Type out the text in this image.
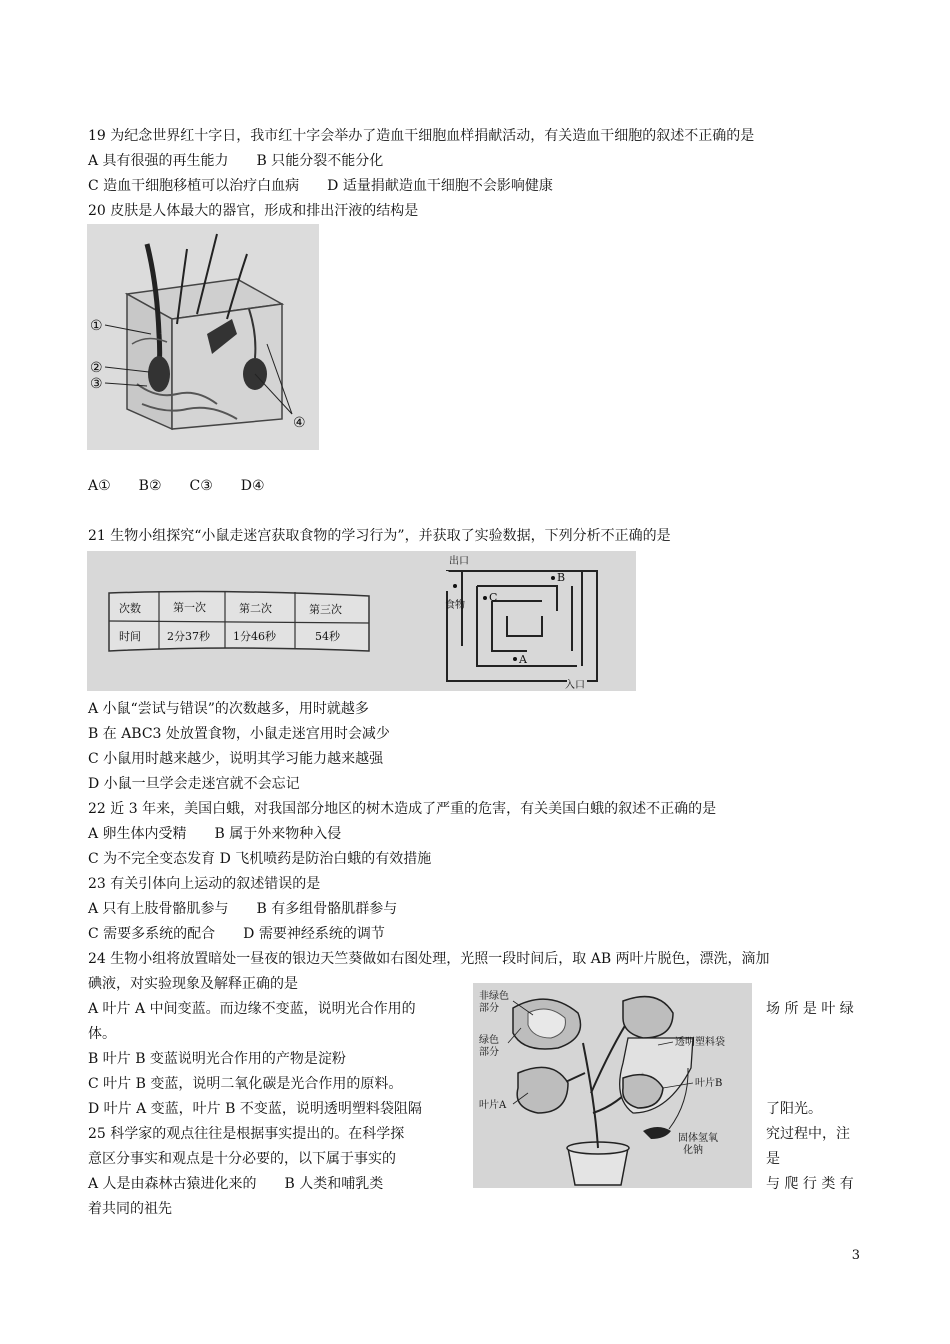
19 为纪念世界红十字日，我市红十字会举办了造血干细胞血样捐献活动，有关造血干细胞的叙述不正确的是
A 具有很强的再生能力　　B 只能分裂不能分化
C 造血干细胞移植可以治疗白血病　　D 适量捐献造血干细胞不会影响健康
20 皮肤是人体最大的器官，形成和排出汗液的结构是
①
②
③
④
A①　　B②　　C③　　D④
21 生物小组探究“小鼠走迷宫获取食物的学习行为”，并获取了实验数据，下列分析不正确的是
次数	第一次	第二次	第三次
时间 2分37秒 1分46秒	54秒
出口
食物
入口
A
B
C
A 小鼠“尝试与错误”的次数越多，用时就越多
B 在 ABC3 处放置食物，小鼠走迷宫用时会减少
C 小鼠用时越来越少，说明其学习能力越来越强
D 小鼠一旦学会走迷宫就不会忘记
22 近 3 年来，美国白蛾，对我国部分地区的树木造成了严重的危害，有关美国白蛾的叙述不正确的是
A 卵生体内受精　　B 属于外来物种入侵
C 为不完全变态发育 D 飞机喷药是防治白蛾的有效措施
23 有关引体向上运动的叙述错误的是
A 只有上肢骨骼肌参与　　B 有多组骨骼肌群参与
C 需要多系统的配合　　D 需要神经系统的调节
24 生物小组将放置暗处一昼夜的银边天竺葵做如右图处理，光照一段时间后，取 AB 两叶片脱色，漂洗，滴加
碘液，对实验现象及解释正确的是
A 叶片 A 中间变蓝。而边缘不变蓝，说明光合作用的	场 所 是 叶 绿
体。
B 叶片 B 变蓝说明光合作用的产物是淀粉
C 叶片 B 变蓝，说明二氧化碳是光合作用的原料。
D 叶片 A 变蓝，叶片 B 不变蓝，说明透明塑料袋阻隔	了阳光。
非绿色部分
绿色部分
叶片A
透明塑料袋
叶片B
固体氢氧化钠
25 科学家的观点往往是根据事实提出的。在科学探	究过程中，注
意区分事实和观点是十分必要的，以下属于事实的	是
A 人是由森林古猿进化来的　　B 人类和哺乳类	与 爬 行 类 有
着共同的祖先
3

######

» Instruction
Reproduce all the records verbatim, excluding images.

» Expected answer
Type out the text in this image.
19 为纪念世界红十字日，我市红十字会举办了造血干细胞血样捐献活动，有关造血干细胞的叙述不正确的是
A 具有很强的再生能力　　B 只能分裂不能分化
C 造血干细胞移植可以治疗白血病　　D 适量捐献造血干细胞不会影响健康
20 皮肤是人体最大的器官，形成和排出汗液的结构是
①
②
③
④
A①　　B②　　C③　　D④
21 生物小组探究“小鼠走迷宫获取食物的学习行为”，并获取了实验数据，下列分析不正确的是
次数	第一次	第二次	第三次
时间 2分37秒 1分46秒	54秒
出口
食物
入口
A
B
C
A 小鼠“尝试与错误”的次数越多，用时就越多
B 在 ABC3 处放置食物，小鼠走迷宫用时会减少
C 小鼠用时越来越少，说明其学习能力越来越强
D 小鼠一旦学会走迷宫就不会忘记
22 近 3 年来，美国白蛾，对我国部分地区的树木造成了严重的危害，有关美国白蛾的叙述不正确的是
A 卵生体内受精　　B 属于外来物种入侵
C 为不完全变态发育 D 飞机喷药是防治白蛾的有效措施
23 有关引体向上运动的叙述错误的是
A 只有上肢骨骼肌参与　　B 有多组骨骼肌群参与
C 需要多系统的配合　　D 需要神经系统的调节
24 生物小组将放置暗处一昼夜的银边天竺葵做如右图处理，光照一段时间后，取 AB 两叶片脱色，漂洗，滴加
碘液，对实验现象及解释正确的是
A 叶片 A 中间变蓝。而边缘不变蓝，说明光合作用的	场 所 是 叶 绿
体。
B 叶片 B 变蓝说明光合作用的产物是淀粉
C 叶片 B 变蓝，说明二氧化碳是光合作用的原料。
D 叶片 A 变蓝，叶片 B 不变蓝，说明透明塑料袋阻隔	了阳光。
非绿色部分
绿色部分
叶片A
透明塑料袋
叶片B
固体氢氧化钠
25 科学家的观点往往是根据事实提出的。在科学探	究过程中，注
意区分事实和观点是十分必要的，以下属于事实的	是
A 人是由森林古猿进化来的　　B 人类和哺乳类	与 爬 行 类 有
着共同的祖先
3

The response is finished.